## Given instruction
Each line that holds the word "content" counts once. Give the total number of such lines and nothing else.
::: Extracted material :::
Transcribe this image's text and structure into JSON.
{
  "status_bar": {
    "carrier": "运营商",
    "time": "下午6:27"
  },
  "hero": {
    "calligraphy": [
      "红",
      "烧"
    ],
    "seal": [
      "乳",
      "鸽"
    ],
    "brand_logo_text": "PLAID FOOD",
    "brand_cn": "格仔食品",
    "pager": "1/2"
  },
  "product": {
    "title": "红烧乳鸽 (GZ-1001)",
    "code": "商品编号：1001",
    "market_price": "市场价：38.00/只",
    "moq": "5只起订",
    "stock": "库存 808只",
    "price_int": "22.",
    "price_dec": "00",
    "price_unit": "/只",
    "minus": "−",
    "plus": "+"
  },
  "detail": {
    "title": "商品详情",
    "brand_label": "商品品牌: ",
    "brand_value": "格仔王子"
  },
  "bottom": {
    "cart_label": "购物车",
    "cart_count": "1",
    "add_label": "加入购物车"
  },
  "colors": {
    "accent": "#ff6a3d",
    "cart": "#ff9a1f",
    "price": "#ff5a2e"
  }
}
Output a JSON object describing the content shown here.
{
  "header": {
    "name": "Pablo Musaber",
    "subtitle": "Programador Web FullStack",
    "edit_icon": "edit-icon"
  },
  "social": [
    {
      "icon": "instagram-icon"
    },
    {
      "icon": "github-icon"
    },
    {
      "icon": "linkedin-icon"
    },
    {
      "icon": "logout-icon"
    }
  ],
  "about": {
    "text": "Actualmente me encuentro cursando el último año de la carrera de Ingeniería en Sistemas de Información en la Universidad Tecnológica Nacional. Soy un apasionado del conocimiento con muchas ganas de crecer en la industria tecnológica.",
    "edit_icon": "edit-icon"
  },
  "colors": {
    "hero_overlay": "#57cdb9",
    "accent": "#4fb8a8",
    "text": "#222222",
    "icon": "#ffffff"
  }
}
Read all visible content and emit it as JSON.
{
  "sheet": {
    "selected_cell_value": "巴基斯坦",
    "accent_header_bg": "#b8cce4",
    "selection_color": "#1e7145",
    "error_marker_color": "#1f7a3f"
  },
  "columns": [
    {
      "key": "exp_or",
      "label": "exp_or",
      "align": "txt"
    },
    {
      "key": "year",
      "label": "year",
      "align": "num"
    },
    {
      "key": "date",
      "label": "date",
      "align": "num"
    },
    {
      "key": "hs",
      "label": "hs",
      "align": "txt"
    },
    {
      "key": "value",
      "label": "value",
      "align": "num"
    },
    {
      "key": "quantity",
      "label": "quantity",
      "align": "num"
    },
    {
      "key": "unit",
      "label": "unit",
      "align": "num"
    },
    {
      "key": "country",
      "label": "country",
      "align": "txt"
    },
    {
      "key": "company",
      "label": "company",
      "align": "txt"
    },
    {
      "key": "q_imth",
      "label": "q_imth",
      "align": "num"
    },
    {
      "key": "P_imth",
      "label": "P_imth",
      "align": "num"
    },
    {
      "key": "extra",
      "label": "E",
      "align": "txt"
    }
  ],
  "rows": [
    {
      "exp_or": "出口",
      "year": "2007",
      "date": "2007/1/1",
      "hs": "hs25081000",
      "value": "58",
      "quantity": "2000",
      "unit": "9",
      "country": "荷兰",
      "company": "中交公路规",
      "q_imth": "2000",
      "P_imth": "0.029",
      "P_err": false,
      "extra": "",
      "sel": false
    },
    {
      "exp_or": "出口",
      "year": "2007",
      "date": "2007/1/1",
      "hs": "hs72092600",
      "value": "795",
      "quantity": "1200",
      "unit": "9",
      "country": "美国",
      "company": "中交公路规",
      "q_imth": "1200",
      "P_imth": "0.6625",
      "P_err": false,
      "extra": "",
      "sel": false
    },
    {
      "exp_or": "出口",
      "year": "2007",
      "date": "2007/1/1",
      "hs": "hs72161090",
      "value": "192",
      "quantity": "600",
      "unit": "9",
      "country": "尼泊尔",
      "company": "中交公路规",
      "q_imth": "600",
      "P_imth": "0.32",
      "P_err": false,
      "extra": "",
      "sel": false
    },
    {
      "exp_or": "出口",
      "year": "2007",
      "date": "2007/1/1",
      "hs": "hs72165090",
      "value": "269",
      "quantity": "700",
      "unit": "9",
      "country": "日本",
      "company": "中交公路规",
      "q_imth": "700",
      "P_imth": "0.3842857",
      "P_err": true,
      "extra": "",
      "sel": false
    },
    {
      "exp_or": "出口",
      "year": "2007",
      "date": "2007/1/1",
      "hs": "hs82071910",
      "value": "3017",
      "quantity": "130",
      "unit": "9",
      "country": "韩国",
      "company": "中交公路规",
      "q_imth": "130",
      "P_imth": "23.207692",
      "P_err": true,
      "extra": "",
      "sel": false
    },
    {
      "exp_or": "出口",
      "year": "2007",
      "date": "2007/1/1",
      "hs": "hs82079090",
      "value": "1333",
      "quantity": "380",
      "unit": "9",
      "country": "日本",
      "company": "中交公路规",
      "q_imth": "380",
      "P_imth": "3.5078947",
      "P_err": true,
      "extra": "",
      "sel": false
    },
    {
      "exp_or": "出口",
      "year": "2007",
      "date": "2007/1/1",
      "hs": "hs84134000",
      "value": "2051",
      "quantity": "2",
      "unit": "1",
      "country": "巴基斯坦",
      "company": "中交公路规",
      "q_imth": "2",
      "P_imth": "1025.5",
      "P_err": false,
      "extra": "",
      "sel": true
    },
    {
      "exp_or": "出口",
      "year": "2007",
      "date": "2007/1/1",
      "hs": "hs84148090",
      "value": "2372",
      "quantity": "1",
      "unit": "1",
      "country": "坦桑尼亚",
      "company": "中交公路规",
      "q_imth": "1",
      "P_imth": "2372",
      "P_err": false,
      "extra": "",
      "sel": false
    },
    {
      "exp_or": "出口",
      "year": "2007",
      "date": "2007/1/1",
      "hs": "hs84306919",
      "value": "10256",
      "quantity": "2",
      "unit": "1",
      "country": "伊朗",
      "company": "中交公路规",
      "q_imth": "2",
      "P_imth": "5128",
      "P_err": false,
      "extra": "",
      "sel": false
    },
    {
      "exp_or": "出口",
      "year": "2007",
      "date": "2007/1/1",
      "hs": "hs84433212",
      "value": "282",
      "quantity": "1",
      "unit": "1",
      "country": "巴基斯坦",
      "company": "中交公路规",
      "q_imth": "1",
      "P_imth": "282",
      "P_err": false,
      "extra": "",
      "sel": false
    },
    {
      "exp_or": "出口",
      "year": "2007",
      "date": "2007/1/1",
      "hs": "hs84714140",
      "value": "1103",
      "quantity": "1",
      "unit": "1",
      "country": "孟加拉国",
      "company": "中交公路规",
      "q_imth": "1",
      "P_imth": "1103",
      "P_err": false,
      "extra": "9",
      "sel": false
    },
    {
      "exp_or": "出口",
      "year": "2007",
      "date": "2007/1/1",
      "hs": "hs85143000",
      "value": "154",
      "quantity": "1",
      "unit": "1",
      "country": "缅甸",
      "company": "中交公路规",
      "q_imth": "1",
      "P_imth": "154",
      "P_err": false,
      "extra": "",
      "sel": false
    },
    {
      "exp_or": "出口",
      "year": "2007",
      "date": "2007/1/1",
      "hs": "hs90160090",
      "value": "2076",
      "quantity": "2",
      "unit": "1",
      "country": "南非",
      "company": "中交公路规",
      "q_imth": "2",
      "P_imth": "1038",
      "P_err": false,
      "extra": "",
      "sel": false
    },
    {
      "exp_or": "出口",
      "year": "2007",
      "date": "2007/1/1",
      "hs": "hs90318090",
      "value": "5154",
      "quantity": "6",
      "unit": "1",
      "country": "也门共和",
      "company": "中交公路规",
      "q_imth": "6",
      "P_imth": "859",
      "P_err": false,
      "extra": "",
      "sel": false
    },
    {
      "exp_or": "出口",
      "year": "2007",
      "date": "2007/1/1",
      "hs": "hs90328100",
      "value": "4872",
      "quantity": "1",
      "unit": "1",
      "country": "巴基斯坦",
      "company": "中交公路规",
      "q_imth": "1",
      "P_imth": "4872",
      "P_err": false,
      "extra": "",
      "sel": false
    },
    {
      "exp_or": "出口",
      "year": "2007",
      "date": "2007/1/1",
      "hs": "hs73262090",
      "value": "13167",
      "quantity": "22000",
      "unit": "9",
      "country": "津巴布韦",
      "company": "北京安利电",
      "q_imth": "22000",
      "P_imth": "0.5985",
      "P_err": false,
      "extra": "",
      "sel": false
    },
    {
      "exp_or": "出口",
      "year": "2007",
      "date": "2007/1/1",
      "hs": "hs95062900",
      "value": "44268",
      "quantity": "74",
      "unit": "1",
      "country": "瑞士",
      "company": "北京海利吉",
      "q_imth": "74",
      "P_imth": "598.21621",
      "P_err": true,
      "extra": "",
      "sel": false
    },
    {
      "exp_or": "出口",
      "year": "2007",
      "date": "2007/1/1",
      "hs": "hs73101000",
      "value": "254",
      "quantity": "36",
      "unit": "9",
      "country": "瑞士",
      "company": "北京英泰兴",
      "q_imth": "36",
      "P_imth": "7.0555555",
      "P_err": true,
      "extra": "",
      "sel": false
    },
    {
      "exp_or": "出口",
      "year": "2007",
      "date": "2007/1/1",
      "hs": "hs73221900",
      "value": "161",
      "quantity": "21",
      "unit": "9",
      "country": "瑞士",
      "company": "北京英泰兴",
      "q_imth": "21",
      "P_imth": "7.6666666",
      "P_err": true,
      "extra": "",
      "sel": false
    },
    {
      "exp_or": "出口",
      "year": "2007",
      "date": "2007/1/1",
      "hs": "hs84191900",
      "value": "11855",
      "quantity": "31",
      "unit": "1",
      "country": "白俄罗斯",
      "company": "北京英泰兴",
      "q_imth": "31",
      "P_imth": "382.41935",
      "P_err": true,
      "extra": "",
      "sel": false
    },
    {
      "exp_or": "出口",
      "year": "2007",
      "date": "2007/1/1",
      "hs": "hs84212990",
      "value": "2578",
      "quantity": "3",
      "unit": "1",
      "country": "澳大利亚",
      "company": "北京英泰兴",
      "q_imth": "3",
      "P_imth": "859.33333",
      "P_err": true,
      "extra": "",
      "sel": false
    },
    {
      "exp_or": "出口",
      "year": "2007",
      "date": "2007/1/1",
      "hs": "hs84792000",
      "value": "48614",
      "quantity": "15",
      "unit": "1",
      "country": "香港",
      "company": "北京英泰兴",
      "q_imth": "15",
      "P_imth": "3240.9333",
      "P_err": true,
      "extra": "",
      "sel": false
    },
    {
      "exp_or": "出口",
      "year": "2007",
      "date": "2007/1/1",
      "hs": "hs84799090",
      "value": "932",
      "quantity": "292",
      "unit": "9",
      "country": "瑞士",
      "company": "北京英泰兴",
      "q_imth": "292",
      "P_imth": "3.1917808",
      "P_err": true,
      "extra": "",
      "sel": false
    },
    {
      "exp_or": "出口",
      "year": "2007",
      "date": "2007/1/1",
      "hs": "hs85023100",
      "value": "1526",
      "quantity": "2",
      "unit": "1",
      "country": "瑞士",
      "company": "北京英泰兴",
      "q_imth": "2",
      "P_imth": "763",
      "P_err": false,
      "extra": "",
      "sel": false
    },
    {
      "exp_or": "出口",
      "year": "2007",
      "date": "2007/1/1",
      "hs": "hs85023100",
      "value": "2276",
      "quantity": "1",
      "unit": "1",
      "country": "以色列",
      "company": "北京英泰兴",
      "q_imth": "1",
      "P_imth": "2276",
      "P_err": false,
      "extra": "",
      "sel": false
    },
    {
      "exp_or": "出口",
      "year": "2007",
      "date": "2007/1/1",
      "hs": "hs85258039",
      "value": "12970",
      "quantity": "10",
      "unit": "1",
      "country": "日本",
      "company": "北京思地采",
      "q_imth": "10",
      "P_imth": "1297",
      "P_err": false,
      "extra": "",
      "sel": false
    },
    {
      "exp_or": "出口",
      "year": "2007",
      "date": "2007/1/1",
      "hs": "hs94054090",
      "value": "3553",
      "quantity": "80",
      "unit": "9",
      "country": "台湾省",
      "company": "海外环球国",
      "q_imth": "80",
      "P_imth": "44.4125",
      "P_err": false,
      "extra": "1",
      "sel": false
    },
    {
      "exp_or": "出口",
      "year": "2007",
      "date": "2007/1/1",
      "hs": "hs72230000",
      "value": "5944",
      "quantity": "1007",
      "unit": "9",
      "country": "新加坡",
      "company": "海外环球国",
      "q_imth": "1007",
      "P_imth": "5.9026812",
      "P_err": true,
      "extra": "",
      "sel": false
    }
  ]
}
:::
## Reply to the task
2